* **GOAL OF THE EXERCISE**:
Work out how many lines of the listing hold "JSON", then state only that count.

* **INFORMATION SHOWN**:
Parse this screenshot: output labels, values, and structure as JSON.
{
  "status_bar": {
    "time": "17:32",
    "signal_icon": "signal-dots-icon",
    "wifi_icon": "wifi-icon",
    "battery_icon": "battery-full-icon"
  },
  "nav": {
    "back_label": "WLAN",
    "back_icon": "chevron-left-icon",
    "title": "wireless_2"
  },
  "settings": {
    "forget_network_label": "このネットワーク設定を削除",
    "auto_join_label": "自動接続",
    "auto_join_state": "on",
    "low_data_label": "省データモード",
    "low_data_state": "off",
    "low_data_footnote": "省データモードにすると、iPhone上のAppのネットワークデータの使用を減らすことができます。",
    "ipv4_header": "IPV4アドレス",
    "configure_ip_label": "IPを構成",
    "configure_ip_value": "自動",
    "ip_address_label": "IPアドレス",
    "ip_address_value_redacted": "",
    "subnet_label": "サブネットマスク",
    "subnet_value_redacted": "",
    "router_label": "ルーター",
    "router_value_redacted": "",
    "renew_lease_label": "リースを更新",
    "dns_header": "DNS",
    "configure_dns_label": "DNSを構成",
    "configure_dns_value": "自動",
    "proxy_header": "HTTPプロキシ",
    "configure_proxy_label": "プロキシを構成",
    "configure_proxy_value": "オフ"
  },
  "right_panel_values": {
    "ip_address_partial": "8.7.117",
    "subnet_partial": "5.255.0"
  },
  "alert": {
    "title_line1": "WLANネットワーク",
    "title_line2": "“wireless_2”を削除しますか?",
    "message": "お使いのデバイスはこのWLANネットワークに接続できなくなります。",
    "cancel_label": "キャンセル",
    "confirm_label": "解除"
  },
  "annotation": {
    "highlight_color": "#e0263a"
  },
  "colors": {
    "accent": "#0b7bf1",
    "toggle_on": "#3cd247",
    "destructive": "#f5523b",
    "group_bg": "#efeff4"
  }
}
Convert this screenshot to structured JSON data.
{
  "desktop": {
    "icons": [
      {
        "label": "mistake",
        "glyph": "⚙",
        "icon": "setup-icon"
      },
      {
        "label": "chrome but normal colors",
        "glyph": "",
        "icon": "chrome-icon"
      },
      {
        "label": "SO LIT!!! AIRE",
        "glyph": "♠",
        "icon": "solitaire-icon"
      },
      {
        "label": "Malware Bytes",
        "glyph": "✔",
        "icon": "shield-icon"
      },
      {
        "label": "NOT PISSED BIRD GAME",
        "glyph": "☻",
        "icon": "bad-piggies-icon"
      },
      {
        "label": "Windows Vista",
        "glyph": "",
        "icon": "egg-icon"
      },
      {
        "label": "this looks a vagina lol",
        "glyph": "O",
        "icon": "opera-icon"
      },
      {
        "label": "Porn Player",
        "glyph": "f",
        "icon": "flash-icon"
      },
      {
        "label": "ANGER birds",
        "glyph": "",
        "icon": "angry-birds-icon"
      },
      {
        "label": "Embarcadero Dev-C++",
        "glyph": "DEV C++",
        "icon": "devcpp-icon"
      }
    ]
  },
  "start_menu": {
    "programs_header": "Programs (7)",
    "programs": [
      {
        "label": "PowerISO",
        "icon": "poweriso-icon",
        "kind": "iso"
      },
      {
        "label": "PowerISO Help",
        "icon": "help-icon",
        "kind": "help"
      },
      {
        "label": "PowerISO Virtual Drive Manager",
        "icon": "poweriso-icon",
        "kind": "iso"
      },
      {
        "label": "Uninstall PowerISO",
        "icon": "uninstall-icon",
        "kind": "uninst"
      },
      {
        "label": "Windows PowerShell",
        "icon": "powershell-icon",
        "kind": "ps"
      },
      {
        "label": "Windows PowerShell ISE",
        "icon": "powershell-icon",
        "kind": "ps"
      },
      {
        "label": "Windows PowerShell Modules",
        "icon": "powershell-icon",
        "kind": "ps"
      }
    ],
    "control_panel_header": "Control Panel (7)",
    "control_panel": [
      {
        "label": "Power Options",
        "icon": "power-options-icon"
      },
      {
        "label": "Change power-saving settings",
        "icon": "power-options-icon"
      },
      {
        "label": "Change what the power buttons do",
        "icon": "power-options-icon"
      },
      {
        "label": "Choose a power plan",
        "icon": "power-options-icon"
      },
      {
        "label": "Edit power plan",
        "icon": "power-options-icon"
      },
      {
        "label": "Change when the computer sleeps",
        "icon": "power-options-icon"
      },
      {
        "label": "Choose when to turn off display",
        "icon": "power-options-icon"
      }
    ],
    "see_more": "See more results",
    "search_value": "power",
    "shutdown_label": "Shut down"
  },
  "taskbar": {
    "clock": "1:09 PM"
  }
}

* **SOLUTION TO THE EXERCISE**:
2